Records from a data source:
○ ○ ○ ○ ○

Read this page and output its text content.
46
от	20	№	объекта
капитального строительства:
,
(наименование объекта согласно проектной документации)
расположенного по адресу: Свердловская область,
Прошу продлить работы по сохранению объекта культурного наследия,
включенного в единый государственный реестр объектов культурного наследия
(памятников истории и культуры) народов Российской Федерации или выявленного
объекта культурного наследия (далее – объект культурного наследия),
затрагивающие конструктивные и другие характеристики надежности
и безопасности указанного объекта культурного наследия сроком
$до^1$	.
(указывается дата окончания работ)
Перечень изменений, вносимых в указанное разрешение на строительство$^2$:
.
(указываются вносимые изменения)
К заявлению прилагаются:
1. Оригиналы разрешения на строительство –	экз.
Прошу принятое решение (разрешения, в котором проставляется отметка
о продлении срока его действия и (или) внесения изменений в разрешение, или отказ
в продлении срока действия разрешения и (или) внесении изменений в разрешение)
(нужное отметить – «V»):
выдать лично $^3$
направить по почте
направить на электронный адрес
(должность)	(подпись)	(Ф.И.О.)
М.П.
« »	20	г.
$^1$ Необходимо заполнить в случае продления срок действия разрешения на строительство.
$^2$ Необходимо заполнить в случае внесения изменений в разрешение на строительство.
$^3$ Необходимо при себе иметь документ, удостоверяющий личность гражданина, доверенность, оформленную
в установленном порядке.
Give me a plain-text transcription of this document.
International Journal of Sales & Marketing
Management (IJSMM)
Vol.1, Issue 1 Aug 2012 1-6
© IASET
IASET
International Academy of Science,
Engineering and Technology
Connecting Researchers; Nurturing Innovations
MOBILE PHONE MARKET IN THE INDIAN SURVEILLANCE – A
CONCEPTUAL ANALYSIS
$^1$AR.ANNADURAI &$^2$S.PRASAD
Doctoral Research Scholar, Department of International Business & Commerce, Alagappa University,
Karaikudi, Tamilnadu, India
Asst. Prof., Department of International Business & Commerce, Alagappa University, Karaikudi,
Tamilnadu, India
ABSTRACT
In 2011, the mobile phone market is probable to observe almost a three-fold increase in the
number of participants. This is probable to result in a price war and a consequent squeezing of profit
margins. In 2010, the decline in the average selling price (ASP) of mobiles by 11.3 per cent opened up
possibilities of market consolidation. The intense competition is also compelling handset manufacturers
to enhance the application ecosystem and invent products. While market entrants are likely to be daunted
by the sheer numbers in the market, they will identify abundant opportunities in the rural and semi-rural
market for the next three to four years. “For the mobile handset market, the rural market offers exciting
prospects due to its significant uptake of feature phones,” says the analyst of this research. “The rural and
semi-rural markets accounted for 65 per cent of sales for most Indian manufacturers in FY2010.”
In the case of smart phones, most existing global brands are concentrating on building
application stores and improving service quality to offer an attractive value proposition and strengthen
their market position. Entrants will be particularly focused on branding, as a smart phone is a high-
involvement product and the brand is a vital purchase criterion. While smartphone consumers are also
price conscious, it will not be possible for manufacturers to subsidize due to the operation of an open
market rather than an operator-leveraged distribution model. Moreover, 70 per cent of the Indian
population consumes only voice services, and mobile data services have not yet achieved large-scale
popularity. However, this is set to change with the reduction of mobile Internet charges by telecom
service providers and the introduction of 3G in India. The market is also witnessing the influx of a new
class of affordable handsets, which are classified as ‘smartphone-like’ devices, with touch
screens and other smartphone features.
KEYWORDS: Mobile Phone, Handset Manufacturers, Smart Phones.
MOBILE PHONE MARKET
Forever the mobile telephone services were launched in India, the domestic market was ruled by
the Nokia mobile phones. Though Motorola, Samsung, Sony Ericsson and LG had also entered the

○ ○ ○ ○ ○

### Written instruction
Show every line where the string "срока" appears.

### Task solution
о продлении срока его действия и (или) внесения изменений в разрешение, или отказ
в продлении срока действия разрешения и (или) внесении изменений в разрешение)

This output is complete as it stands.